*CONSIGNA 1*:
Responda según el texto sobre las maquilas:
(a) ¿Qué porcentaje de los jóvenes que llegan de las zonas rurales son mujeres?
(b) ¿Cuántas mujeres llegan a vivir en las pequeñas habitaciones de las cuarterías?
(c) ¿Cuántas horas diarias trabajan las mujeres en las fábricas?
*CONSIGNA 2*: Copie del texto sobre las maquilas el tramo que va desde "La realidad que" hasta "de las ciudades." y cambie "inversionistas" por "empresarios".
*CONSIGNA 3*: Resuma el texto sobre las maquilas en dos oraciones.
#### SECCIÓN DEL DOCUMENTO
Ahhhhh, que noches aquellas, me acuerdo que se hacían grandes bailes y las muchachas y muchachos movían sus cuerpos al ritmo de la música, que alegría la que había hace unos cuantos años, pero ahora con la llegada de las maquilas todos se han ido para las ciudades, aquí sólo quedamos los viejos, asegura una señora del campo Las Flores, jurisdicción de El Progreso, Yoro.
Debido a que en sus comunidades no cuentan con fuentes de empleo, miles de jóvenes cada día se ven obligados a dejar sus hogares y a salir en busca de mejores horizontes, muchos son atraídos por la industria de la maquila, mientras otros luchan por lograr el mal llamado sueño americano.
Con mucha ilusión y grandes expectativas, los jóvenes que se vienen de las zonas rurales y que en un 80 por ciento son mujeres, ofrecen su mano de obra barata en las diferentes maquilas que funcionan en ciudades como El Progreso, La Lima, San Pedro Sula, Choloma, Villanueva y Puerto Cortes.
Según un informe elaborado por el Comisionado Nacional de los Derechos Humanos en muchas ciudades como Choloma y Villanueva, la población se ha duplicado como producto de la migración.
La mayoría de las mujeres que trabajan en las maquilas y que en dos tercios son menores de 25 años, proceden de diferentes partes del país, pero gran parte de ellas son originarias de Santa Bárbara, Yoro y Cortés.
El hecho de venirse de sus lugares de origen, obliga a las mujeres a vivir amontonadas en cuarterías, en cuyas pequeñas habitaciones viven hasta diez mujeres, quienes comparten un solo baño y sanitario.
Aunque estas mujeres llegan con el sueño de mejorar su situación económica; una vez que logran ingresar en las maquilas, descubren que los bajos salarios que devengan lo gastan en el pago de alquiler, agua potable, luz eléctrica, alimentación, transporte, vestuario y medicinas, sin tener la remota posibilidad de ahorrar.
Muchas de ellas tienen que hacer grandes milagros, para enviar a la semana o a la quincena, una pequeña cantidad de dinero que le sirve a su familia o para la mantención de su hijos, pues una parte significativa de las obreras de las maquilas son madres solteras.
Las mujeres que en sus comunidades estaban acostumbradas a vivir al aire libre, ahora padecen el encierro en las fábricas, en las que trabajan hasta 12 y 14 horas diarias y sufren un desgaste exagerado de sus capacidades físicas y psicológicas.
Gran parte de estas mujeres, después de cinco, ocho y diez años de trabajar en las maquilas, regresan a sus comunidades agotadas, sin dinero y lo que es peor enfermas, ya que casi todas terminan afectadas de sus pulmones por el exceso de tamo que respiran todos los días en las fábricas.
Al contemplar la soledad y la pobreza de sus pueblos, muchas mujeres que ya pasaron la experiencia, se preguntan si en verdad valió la pena haber dejado sus comunidades abandonadas.
La realidad que viven miles de mujeres y hombres, demuestra que ni a los inversionistas de las maquilas ni al mismo Estado, les interesa crear las condiciones necesaria para proteger la mano de obra de los trabajadores ni tampoco crear los medios adecuados para desarrollar las comunidades rurales y evitar que el fenómeno de la migración aumente aún más la miseria de las ciudades.
########
#### DATOS ANALIZADOS
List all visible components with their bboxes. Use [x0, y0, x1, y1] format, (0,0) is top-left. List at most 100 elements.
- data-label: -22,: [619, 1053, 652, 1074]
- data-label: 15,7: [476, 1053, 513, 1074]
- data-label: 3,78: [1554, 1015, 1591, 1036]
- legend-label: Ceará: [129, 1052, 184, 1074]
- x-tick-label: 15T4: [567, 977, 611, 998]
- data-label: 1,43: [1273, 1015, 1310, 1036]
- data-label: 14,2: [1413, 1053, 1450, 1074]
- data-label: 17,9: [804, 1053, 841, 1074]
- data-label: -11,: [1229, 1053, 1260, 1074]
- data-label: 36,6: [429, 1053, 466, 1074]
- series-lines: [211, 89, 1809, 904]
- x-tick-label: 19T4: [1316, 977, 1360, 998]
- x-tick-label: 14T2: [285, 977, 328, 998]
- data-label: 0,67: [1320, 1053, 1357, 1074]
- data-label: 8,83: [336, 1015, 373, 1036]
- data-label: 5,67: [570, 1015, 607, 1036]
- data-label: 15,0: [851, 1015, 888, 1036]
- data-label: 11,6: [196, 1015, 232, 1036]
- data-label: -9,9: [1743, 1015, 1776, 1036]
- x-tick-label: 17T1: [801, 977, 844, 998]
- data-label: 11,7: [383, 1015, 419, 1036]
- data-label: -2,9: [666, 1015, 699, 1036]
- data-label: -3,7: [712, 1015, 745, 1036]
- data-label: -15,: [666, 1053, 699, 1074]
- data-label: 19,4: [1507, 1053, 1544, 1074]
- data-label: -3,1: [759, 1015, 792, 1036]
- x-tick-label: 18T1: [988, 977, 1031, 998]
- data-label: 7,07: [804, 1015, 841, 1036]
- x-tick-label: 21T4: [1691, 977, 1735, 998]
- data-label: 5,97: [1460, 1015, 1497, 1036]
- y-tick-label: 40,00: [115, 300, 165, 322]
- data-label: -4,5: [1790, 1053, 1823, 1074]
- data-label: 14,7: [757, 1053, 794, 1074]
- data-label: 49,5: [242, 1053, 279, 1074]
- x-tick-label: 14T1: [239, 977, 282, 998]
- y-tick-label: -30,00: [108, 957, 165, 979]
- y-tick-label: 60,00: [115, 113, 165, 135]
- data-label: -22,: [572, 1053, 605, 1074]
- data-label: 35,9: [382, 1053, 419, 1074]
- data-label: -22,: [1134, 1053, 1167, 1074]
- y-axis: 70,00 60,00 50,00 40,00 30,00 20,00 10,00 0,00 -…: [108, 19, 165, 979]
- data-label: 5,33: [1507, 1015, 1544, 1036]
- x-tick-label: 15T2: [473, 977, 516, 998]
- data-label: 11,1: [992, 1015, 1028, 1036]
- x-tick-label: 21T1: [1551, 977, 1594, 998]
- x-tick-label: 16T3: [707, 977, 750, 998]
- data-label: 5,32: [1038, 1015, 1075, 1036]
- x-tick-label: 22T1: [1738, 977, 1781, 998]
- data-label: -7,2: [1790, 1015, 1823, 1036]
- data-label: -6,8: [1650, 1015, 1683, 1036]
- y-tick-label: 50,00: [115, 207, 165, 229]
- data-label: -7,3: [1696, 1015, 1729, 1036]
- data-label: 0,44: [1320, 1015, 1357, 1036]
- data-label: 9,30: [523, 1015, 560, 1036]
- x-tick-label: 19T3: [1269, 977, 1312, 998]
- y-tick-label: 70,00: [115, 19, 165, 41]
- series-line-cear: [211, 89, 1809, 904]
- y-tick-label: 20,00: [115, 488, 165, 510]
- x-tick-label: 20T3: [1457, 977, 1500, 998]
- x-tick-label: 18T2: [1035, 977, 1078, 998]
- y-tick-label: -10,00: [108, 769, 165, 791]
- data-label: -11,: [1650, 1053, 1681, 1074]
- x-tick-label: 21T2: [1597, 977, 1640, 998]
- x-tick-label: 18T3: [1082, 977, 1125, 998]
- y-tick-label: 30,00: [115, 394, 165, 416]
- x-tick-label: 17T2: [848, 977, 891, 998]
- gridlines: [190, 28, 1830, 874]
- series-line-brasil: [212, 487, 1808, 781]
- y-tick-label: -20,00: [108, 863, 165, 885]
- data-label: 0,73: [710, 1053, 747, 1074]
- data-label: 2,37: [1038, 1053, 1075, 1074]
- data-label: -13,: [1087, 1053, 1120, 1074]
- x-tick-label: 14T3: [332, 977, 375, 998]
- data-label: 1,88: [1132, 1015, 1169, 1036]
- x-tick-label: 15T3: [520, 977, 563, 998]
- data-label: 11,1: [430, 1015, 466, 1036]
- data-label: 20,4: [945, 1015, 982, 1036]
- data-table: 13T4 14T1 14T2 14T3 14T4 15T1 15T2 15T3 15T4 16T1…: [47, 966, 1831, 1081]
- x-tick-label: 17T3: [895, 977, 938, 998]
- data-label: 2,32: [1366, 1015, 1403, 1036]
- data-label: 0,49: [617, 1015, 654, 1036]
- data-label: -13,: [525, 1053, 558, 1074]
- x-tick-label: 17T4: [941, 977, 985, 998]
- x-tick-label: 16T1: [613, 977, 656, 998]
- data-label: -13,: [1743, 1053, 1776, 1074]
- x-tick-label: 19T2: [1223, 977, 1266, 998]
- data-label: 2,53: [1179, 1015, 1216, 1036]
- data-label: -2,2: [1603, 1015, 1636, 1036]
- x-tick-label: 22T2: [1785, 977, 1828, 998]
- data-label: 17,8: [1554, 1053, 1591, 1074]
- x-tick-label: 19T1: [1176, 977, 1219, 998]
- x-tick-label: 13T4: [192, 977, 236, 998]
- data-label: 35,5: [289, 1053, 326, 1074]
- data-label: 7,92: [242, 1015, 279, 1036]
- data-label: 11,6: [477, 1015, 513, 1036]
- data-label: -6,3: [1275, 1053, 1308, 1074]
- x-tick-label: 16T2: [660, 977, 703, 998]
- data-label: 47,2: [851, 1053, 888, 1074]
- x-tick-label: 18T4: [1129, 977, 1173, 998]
########
*RESULTADO 1*:
(a) El 80 por ciento.
(b) Hasta diez mujeres.
(c) Hasta 12 y 14 horas diarias.

*RESULTADO 2*:
La realidad que viven miles de mujeres y hombres, demuestra que ni a los empresarios de las maquilas ni al mismo Estado, les interesa crear las condiciones necesaria para proteger la mano de obra de los trabajadores ni tampoco crear los medios adecuados para desarrollar las comunidades rurales y evitar que el fenómeno de la migración aumente aún más la miseria de las ciudades.

*RESULTADO 3*: Por falta de empleo en sus comunidades, miles de jóvenes del campo, en su mayoría mujeres, dejan sus hogares y ofrecen su mano de obra barata en las maquilas de las ciudades. Allí viven amontonadas, gastan sus bajos salarios sin poder ahorrar y trabajan hasta 14 horas diarias, y muchas regresan a sus comunidades agotadas, sin dinero y enfermas de los pulmones.